Exercise
Transcribe all records exactly.

Stored entries

+ + + + + + +

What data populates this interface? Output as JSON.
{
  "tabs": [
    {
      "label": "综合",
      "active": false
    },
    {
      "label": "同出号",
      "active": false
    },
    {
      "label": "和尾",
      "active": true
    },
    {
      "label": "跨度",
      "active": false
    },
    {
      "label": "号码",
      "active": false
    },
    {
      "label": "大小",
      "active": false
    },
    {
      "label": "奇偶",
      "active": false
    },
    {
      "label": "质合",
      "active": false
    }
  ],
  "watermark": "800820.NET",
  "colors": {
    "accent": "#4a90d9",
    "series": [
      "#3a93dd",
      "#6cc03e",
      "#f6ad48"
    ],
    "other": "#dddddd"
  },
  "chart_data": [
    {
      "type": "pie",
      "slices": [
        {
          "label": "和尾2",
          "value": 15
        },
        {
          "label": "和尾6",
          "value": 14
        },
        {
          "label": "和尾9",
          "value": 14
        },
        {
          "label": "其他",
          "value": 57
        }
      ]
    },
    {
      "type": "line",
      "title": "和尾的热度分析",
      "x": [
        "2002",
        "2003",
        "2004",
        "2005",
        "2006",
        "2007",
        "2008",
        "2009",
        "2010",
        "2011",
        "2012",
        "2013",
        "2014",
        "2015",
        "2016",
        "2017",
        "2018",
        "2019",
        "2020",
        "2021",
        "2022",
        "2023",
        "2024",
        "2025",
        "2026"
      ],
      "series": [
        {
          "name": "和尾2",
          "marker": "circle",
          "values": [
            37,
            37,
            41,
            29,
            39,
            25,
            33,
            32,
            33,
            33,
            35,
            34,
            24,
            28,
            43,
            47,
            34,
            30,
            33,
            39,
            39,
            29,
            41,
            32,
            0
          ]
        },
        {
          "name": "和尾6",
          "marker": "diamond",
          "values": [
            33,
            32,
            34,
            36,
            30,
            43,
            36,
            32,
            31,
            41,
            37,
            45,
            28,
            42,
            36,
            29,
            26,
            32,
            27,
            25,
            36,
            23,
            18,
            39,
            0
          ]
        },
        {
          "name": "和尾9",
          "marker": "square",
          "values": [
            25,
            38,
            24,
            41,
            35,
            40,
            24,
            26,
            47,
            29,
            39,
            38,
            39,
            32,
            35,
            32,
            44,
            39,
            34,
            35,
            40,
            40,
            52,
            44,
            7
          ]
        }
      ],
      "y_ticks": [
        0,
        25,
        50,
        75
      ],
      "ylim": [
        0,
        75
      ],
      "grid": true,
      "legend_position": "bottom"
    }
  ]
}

+ + + + + + +

Reply to the task
What data populates this interface? Output as JSON.
{
  "tabs": [
    {
      "label": "综合",
      "active": false
    },
    {
      "label": "同出号",
      "active": false
    },
    {
      "label": "和尾",
      "active": true
    },
    {
      "label": "跨度",
      "active": false
    },
    {
      "label": "号码",
      "active": false
    },
    {
      "label": "大小",
      "active": false
    },
    {
      "label": "奇偶",
      "active": false
    },
    {
      "label": "质合",
      "active": false
    }
  ],
  "watermark": "800820.NET",
  "colors": {
    "accent": "#4a90d9",
    "series": [
      "#3a93dd",
      "#6cc03e",
      "#f6ad48"
    ],
    "other": "#dddddd"
  },
  "chart_data": [
    {
      "type": "pie",
      "slices": [
        {
          "label": "和尾2",
          "value": 15
        },
        {
          "label": "和尾6",
          "value": 14
        },
        {
          "label": "和尾9",
          "value": 14
        },
        {
          "label": "其他",
          "value": 57
        }
      ]
    },
    {
      "type": "line",
      "title": "和尾的热度分析",
      "x": [
        "2002",
        "2003",
        "2004",
        "2005",
        "2006",
        "2007",
        "2008",
        "2009",
        "2010",
        "2011",
        "2012",
        "2013",
        "2014",
        "2015",
        "2016",
        "2017",
        "2018",
        "2019",
        "2020",
        "2021",
        "2022",
        "2023",
        "2024",
        "2025",
        "2026"
      ],
      "series": [
        {
          "name": "和尾2",
          "marker": "circle",
          "values": [
            37,
            37,
            41,
            29,
            39,
            25,
            33,
            32,
            33,
            33,
            35,
            34,
            24,
            28,
            43,
            47,
            34,
            30,
            33,
            39,
            39,
            29,
            41,
            32,
            0
          ]
        },
        {
          "name": "和尾6",
          "marker": "diamond",
          "values": [
            33,
            32,
            34,
            36,
            30,
            43,
            36,
            32,
            31,
            41,
            37,
            45,
            28,
            42,
            36,
            29,
            26,
            32,
            27,
            25,
            36,
            23,
            18,
            39,
            0
          ]
        },
        {
          "name": "和尾9",
          "marker": "square",
          "values": [
            25,
            38,
            24,
            41,
            35,
            40,
            24,
            26,
            47,
            29,
            39,
            38,
            39,
            32,
            35,
            32,
            44,
            39,
            34,
            35,
            40,
            40,
            52,
            44,
            7
          ]
        }
      ],
      "y_ticks": [
        0,
        25,
        50,
        75
      ],
      "ylim": [
        0,
        75
      ],
      "grid": true,
      "legend_position": "bottom"
    }
  ]
}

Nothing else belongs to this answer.